The task: Answer with a single number: the count of lines that include the string "Premium".

────────────────

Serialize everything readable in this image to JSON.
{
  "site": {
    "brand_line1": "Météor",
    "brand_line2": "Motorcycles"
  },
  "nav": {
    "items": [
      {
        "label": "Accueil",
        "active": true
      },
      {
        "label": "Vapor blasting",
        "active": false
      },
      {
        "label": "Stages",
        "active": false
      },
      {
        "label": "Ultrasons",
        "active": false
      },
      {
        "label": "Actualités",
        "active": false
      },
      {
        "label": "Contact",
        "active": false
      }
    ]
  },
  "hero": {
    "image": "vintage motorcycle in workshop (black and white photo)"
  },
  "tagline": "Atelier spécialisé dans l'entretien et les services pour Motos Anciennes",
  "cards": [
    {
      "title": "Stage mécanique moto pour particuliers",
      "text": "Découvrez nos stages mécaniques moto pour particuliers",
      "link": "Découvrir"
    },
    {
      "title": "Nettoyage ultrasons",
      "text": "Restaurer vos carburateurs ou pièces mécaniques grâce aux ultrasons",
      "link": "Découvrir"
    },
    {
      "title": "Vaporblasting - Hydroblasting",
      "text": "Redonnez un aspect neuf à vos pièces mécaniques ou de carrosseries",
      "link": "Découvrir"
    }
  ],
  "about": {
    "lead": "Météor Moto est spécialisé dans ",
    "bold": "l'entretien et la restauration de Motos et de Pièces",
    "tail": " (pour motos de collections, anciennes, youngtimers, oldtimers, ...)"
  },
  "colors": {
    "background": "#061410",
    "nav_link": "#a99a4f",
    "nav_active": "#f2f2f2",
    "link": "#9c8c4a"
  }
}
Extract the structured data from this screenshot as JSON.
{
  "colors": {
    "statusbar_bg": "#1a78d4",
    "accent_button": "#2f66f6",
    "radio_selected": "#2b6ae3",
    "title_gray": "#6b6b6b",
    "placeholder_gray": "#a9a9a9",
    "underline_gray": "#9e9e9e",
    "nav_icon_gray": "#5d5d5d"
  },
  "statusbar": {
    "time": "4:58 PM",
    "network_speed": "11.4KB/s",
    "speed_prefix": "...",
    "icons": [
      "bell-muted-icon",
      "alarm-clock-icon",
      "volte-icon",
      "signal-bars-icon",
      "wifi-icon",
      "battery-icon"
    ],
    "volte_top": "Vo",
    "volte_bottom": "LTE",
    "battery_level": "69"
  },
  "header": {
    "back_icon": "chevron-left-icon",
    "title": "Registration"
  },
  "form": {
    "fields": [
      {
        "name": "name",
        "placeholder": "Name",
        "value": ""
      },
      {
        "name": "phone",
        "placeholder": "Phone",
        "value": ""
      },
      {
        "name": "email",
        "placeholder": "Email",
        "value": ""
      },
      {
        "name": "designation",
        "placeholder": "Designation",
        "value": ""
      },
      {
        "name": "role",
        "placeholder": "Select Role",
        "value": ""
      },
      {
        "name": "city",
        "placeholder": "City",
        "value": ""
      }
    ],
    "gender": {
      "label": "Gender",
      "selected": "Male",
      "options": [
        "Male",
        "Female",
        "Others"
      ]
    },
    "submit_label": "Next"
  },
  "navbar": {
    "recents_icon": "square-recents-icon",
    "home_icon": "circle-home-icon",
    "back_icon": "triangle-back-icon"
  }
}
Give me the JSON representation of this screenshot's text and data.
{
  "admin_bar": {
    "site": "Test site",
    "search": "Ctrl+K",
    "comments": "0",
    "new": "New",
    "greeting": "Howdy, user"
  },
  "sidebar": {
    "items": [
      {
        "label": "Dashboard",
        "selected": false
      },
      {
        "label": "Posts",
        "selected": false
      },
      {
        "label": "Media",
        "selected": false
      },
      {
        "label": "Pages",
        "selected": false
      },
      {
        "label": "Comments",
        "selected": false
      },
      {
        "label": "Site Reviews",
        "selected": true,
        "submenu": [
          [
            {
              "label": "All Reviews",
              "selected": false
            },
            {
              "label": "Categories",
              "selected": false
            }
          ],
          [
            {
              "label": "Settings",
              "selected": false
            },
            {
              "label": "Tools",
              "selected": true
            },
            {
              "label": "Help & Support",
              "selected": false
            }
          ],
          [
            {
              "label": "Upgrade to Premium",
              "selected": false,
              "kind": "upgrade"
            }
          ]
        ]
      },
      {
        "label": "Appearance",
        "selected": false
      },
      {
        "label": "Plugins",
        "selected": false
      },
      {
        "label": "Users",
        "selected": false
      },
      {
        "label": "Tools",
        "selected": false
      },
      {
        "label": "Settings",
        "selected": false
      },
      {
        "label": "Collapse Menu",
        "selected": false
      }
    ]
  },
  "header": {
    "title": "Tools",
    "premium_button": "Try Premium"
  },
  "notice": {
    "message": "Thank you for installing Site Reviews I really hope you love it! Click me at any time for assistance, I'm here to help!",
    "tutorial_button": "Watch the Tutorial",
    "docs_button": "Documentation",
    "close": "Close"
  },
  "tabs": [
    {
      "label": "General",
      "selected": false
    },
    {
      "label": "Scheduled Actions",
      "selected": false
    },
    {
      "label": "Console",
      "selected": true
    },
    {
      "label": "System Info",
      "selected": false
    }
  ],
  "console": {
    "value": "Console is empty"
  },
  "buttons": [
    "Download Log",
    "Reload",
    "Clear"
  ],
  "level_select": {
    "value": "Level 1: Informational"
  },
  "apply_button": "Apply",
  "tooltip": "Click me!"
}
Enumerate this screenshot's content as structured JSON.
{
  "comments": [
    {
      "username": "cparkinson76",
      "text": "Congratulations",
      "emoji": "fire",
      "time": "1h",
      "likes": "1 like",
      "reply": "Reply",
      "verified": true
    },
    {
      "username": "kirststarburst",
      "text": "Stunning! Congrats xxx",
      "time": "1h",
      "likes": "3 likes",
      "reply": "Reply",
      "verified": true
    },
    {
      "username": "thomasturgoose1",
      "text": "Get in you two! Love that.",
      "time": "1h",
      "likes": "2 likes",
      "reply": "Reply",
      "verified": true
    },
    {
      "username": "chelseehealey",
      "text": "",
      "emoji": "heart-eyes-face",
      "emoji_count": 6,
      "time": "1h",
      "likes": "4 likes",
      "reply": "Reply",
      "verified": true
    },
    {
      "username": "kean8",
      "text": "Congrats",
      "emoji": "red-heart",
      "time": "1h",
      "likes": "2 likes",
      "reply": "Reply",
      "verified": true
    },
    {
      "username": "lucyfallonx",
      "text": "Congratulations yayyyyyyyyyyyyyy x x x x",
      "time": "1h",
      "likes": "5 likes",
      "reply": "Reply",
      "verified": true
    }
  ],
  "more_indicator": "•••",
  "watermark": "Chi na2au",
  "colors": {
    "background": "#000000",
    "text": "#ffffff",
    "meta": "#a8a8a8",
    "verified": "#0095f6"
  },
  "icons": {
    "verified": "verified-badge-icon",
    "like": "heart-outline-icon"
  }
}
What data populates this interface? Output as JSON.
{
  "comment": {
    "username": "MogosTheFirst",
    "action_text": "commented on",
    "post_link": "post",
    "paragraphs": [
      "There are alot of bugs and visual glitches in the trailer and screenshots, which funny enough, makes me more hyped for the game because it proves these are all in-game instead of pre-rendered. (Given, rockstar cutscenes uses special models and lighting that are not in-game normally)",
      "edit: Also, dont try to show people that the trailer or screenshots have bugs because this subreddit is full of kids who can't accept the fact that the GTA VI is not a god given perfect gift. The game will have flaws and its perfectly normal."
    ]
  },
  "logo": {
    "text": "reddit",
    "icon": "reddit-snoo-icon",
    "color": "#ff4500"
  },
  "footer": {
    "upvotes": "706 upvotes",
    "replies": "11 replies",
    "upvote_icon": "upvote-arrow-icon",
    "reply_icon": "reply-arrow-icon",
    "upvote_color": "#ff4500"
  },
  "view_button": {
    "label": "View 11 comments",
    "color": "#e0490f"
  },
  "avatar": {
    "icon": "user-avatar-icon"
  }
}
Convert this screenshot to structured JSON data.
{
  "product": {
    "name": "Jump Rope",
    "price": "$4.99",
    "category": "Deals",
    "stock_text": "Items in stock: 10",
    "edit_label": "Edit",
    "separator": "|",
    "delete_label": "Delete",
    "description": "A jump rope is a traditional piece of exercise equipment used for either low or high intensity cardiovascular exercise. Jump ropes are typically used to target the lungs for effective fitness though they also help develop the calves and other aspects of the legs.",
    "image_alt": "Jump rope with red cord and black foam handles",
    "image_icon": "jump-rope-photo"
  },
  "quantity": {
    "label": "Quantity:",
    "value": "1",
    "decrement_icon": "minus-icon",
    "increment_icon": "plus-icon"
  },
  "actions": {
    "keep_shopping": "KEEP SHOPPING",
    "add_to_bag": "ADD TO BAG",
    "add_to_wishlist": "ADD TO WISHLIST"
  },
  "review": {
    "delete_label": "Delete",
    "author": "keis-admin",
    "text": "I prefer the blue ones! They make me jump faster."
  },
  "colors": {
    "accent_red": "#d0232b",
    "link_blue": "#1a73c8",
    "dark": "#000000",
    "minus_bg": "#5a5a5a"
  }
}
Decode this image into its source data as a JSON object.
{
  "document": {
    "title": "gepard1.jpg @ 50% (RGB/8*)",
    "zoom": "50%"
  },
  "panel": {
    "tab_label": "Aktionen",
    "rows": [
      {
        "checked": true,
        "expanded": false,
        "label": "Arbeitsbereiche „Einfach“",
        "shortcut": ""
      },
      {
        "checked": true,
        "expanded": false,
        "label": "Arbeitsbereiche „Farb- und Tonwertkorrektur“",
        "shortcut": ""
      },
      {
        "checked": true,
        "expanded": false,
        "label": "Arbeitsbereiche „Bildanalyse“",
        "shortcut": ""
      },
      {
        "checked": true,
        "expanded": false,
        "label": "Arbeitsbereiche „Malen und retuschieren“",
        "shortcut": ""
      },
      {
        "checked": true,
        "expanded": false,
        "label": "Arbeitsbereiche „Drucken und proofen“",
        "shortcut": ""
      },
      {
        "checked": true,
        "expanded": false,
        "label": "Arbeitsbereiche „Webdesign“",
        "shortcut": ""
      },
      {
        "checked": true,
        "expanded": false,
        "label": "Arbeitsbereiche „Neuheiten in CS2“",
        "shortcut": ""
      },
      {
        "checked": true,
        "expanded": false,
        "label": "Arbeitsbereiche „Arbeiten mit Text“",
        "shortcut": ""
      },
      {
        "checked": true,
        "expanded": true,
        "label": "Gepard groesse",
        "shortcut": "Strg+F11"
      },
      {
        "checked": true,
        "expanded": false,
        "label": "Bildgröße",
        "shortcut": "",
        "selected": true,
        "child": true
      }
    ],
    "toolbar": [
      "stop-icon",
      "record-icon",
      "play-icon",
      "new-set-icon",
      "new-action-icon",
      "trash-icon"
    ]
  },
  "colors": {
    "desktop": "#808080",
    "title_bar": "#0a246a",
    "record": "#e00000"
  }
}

────────────────

Complete output: 2